#### REQUIREMENTS
Write out the listing below again, precisely as it is given.

#### DATA FOR PROCESSING

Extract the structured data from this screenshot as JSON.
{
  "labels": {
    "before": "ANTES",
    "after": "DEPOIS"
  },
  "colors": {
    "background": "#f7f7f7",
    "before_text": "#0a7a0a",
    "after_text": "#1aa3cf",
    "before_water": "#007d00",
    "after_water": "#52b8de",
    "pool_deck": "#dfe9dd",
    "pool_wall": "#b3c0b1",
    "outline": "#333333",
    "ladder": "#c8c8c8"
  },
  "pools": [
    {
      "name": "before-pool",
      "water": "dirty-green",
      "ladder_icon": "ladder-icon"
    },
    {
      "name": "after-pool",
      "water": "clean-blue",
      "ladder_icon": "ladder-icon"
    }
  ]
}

#### FINISHED TASK
Extract the structured data from this screenshot as JSON.
{
  "labels": {
    "before": "ANTES",
    "after": "DEPOIS"
  },
  "colors": {
    "background": "#f7f7f7",
    "before_text": "#0a7a0a",
    "after_text": "#1aa3cf",
    "before_water": "#007d00",
    "after_water": "#52b8de",
    "pool_deck": "#dfe9dd",
    "pool_wall": "#b3c0b1",
    "outline": "#333333",
    "ladder": "#c8c8c8"
  },
  "pools": [
    {
      "name": "before-pool",
      "water": "dirty-green",
      "ladder_icon": "ladder-icon"
    },
    {
      "name": "after-pool",
      "water": "clean-blue",
      "ladder_icon": "ladder-icon"
    }
  ]
}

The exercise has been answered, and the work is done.